• [Task objective]
Look through the material below. Copy each line that contains the string "paragraphs".

• [Recorded data]
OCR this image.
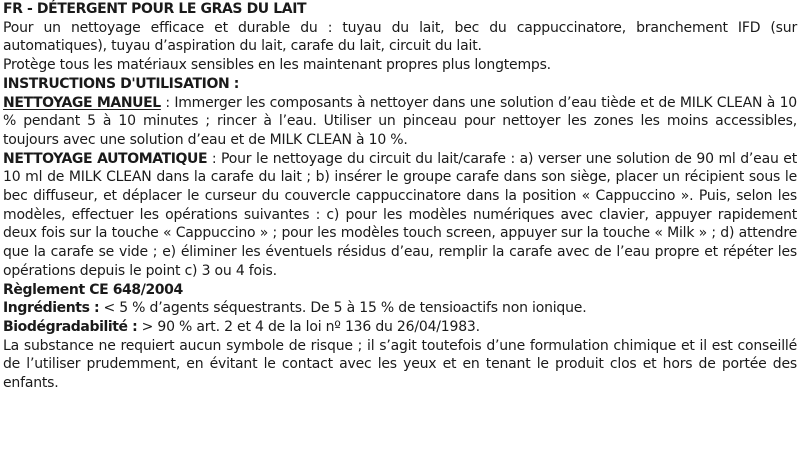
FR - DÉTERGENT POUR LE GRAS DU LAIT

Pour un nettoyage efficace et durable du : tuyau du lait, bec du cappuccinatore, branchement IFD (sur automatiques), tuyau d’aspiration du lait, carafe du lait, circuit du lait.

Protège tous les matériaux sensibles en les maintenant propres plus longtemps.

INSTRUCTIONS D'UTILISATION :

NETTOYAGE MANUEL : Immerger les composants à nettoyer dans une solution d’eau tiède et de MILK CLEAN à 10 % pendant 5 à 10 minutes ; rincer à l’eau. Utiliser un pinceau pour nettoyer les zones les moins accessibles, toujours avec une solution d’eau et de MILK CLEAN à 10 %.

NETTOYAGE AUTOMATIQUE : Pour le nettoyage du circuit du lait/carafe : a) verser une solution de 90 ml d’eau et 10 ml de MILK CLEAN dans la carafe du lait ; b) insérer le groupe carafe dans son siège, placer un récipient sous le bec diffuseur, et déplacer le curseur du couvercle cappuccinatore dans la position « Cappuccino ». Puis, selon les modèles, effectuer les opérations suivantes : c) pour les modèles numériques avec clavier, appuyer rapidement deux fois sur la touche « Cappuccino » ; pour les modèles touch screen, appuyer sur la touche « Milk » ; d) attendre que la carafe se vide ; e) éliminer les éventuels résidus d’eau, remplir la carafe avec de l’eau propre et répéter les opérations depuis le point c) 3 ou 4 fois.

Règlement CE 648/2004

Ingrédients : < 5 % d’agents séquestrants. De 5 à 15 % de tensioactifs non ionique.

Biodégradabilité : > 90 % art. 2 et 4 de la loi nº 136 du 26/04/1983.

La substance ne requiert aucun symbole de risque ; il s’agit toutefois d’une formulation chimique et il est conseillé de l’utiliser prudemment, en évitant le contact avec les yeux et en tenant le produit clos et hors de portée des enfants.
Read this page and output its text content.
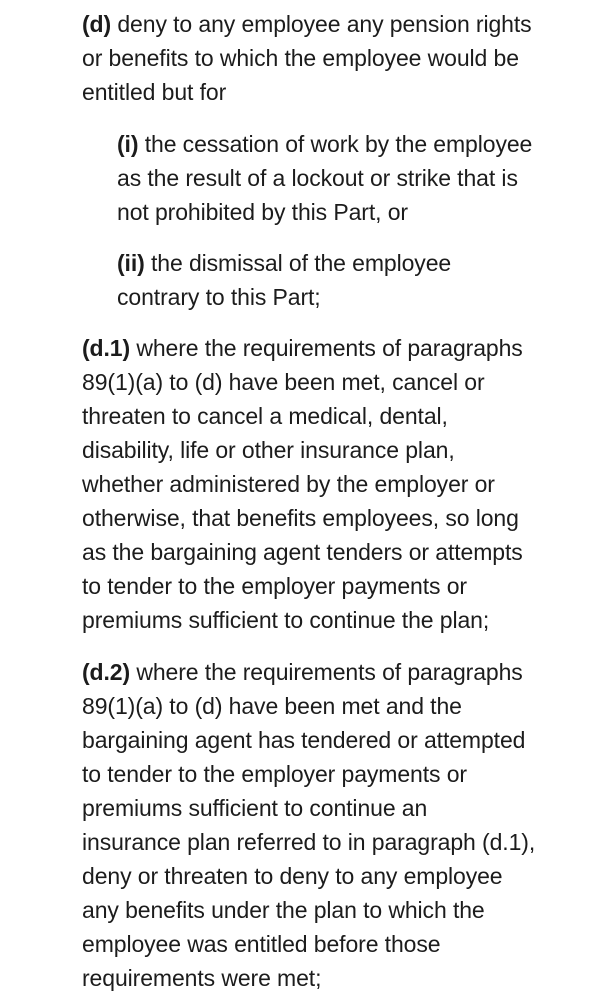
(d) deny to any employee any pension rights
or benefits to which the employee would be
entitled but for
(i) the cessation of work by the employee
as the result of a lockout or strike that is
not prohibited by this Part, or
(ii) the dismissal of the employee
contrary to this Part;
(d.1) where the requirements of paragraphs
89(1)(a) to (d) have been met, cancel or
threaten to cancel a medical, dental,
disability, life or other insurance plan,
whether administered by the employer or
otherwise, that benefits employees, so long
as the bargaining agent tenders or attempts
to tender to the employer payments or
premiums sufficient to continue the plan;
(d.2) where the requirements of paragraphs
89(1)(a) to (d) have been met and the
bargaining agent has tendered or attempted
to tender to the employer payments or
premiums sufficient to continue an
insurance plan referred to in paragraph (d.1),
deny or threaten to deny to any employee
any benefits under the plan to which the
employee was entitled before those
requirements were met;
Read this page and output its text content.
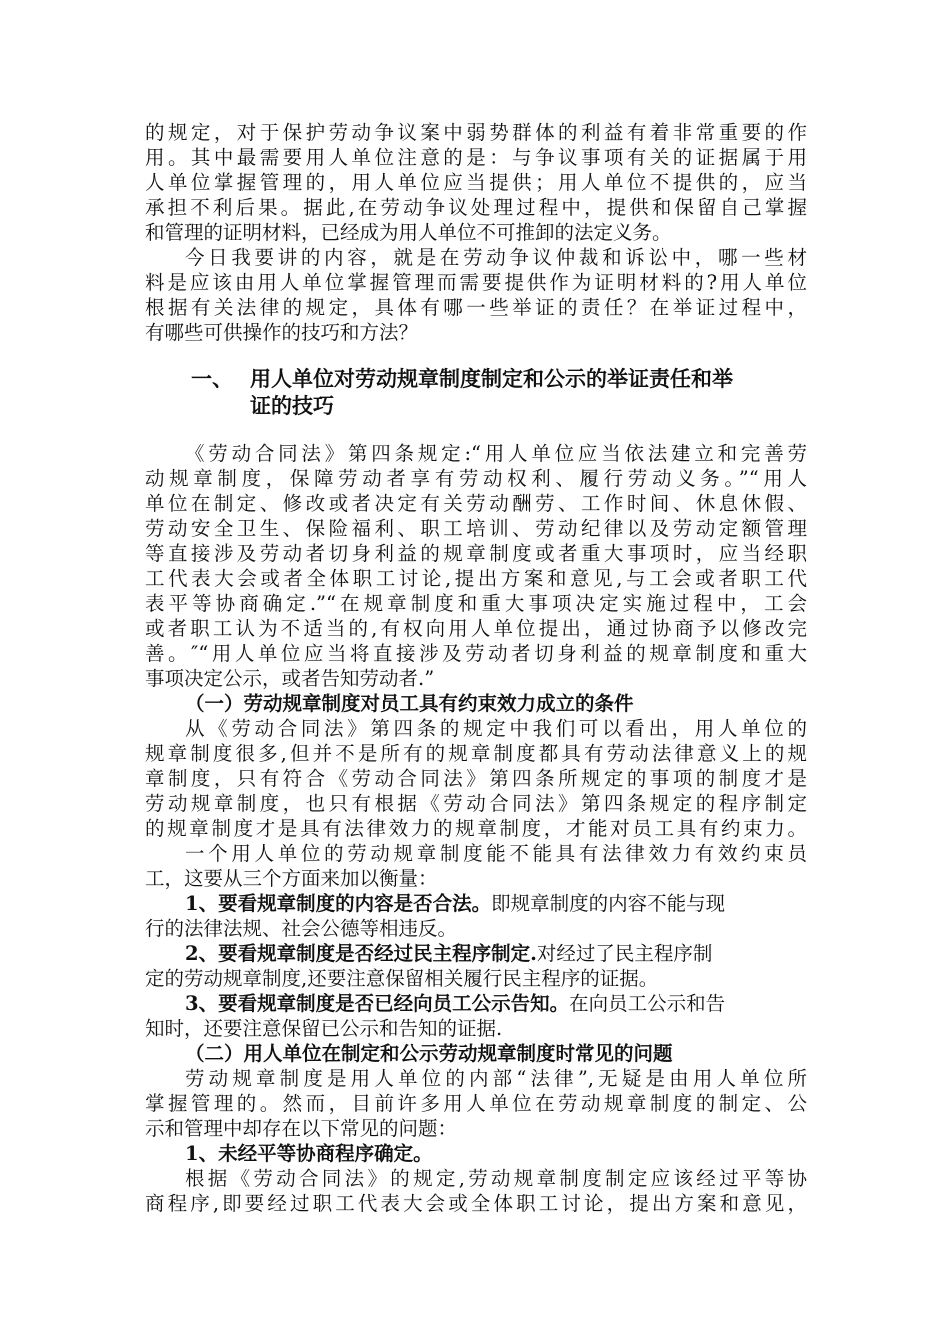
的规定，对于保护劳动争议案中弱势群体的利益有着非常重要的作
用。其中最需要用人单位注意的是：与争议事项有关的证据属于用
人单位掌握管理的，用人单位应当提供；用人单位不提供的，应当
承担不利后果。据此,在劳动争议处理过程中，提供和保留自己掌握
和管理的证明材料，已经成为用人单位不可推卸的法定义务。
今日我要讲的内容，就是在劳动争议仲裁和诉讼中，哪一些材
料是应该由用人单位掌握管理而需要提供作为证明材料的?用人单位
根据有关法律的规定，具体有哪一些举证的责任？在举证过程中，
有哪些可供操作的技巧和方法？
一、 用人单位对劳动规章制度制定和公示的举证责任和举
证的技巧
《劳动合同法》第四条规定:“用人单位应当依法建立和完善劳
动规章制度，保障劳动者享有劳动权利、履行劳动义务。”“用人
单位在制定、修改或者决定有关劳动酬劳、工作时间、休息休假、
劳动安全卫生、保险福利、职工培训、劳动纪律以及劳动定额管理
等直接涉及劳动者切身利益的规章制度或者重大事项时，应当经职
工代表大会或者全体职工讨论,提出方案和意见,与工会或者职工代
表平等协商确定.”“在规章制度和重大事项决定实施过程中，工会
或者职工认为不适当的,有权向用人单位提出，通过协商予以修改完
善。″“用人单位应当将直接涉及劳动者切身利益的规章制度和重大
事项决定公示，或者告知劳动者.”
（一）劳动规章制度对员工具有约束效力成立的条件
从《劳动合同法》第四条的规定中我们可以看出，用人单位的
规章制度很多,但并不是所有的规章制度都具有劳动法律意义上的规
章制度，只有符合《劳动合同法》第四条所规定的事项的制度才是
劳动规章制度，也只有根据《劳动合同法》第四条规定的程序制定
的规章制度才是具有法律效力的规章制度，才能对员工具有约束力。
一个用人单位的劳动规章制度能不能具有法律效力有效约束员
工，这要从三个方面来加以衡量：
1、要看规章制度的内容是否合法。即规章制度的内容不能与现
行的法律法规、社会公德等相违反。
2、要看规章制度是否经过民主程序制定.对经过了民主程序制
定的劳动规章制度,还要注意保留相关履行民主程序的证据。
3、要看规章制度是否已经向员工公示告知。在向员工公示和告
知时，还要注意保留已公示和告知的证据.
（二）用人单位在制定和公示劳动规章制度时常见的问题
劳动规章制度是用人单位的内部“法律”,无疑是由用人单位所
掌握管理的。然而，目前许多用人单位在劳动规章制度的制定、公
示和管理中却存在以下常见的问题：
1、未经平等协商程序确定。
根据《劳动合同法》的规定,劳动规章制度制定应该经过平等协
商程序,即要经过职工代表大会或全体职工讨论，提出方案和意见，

--

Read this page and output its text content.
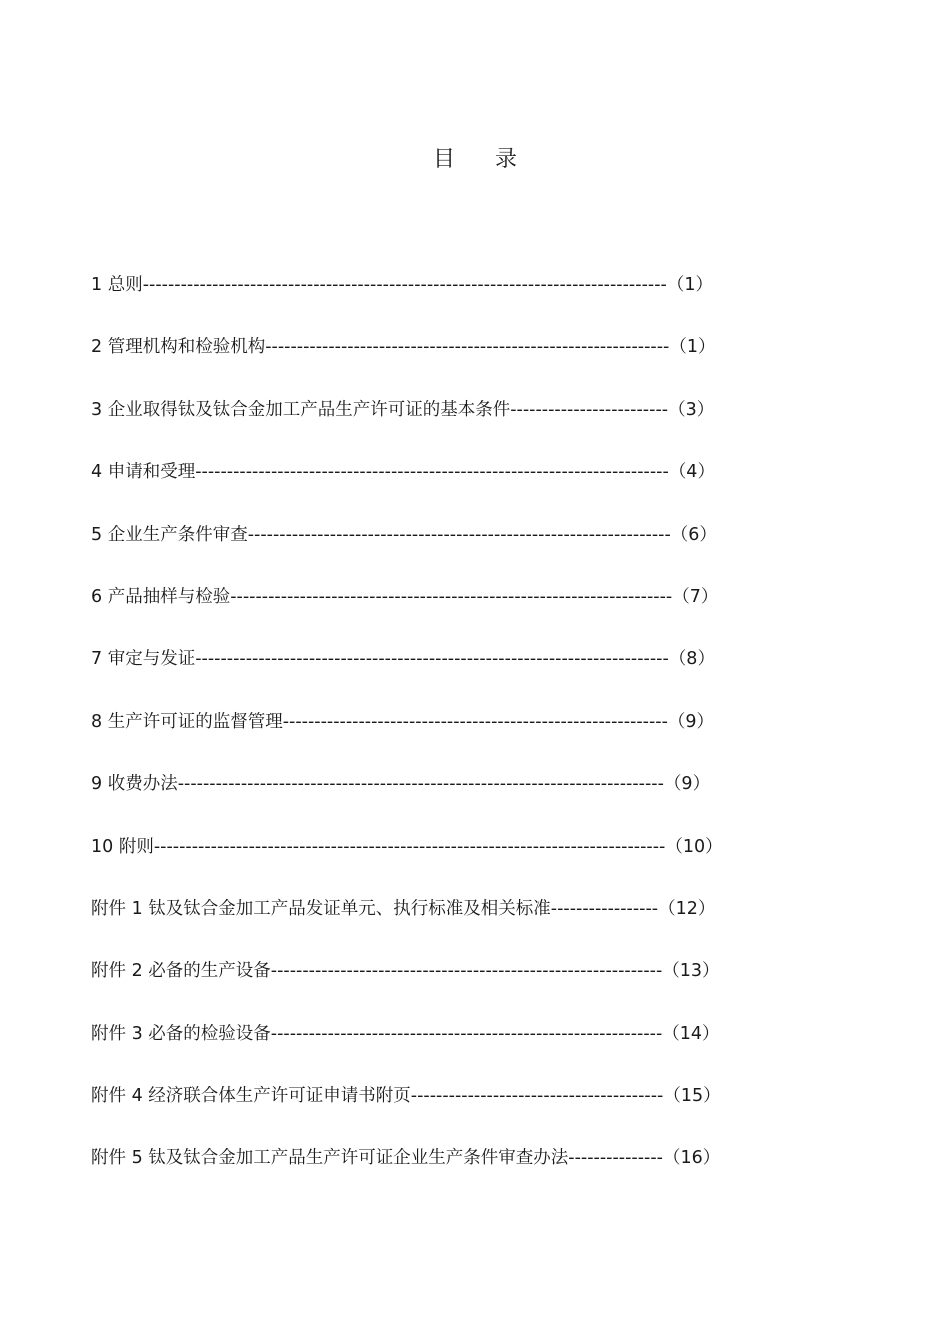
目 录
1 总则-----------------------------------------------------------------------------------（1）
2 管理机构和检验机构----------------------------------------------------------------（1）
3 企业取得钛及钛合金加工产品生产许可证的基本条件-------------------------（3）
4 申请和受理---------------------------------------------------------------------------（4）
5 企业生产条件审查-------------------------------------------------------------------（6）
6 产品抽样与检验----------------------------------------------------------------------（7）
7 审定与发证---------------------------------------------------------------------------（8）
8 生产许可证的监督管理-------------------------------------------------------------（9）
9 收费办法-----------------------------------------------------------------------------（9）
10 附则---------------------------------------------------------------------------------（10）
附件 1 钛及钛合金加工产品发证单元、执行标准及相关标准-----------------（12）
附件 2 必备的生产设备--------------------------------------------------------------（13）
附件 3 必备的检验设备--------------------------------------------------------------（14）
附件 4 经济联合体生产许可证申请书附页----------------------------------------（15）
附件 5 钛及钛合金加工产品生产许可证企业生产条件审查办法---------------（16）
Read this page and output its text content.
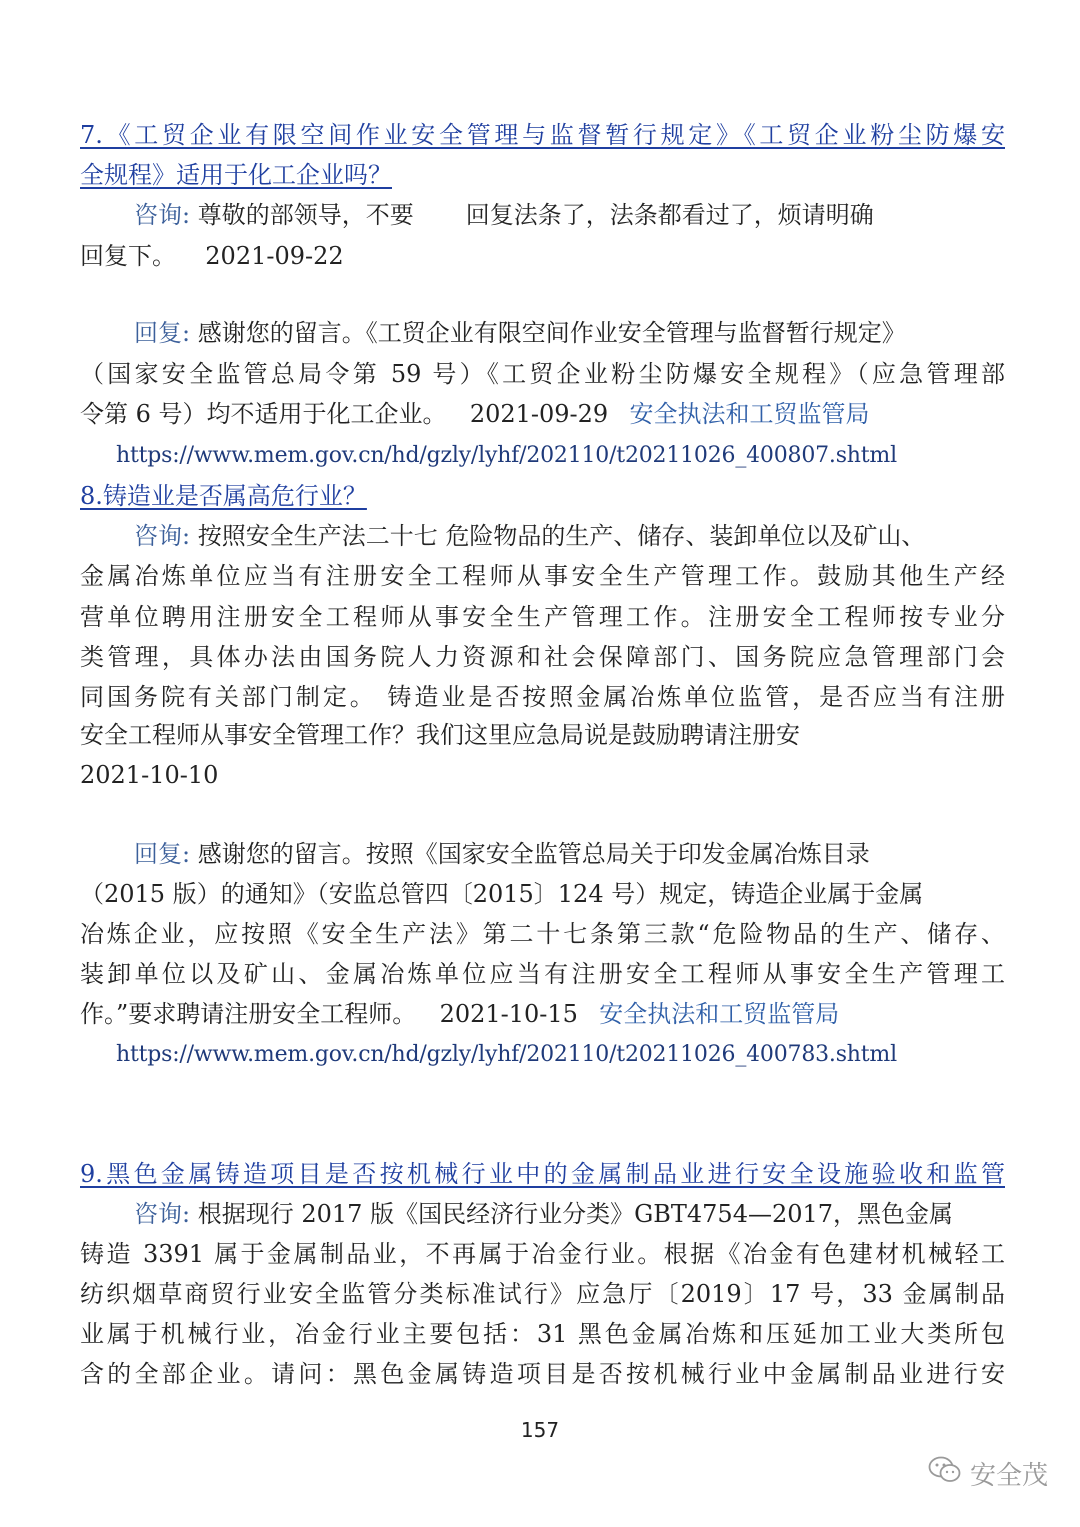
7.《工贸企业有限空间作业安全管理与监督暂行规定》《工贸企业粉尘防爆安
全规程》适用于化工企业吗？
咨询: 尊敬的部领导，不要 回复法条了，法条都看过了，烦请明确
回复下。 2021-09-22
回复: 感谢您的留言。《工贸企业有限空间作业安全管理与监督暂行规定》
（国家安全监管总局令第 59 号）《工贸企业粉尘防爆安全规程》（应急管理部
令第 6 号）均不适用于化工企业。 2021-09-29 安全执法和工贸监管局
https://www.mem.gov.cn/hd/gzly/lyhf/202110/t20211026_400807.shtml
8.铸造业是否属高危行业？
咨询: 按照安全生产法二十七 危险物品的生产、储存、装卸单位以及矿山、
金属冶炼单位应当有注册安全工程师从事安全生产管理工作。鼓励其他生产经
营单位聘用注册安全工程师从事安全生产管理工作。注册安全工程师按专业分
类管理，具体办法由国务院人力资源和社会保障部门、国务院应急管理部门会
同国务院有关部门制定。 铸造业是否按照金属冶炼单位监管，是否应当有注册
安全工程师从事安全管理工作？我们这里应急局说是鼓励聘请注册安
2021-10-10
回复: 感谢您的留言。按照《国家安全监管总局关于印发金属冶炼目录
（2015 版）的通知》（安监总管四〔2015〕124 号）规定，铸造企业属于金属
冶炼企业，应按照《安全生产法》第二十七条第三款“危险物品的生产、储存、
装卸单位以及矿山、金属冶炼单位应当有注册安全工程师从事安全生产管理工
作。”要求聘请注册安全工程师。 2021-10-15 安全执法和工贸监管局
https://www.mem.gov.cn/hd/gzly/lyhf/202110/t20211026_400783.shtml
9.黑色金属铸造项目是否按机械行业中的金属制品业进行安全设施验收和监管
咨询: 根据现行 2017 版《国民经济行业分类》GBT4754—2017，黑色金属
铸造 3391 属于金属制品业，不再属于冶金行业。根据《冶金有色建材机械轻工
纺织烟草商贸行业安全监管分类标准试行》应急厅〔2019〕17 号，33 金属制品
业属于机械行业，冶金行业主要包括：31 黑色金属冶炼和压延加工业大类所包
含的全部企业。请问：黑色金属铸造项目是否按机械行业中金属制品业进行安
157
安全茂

• [Solution]
(d.1) where the requirements of paragraphs
(d.2) where the requirements of paragraphs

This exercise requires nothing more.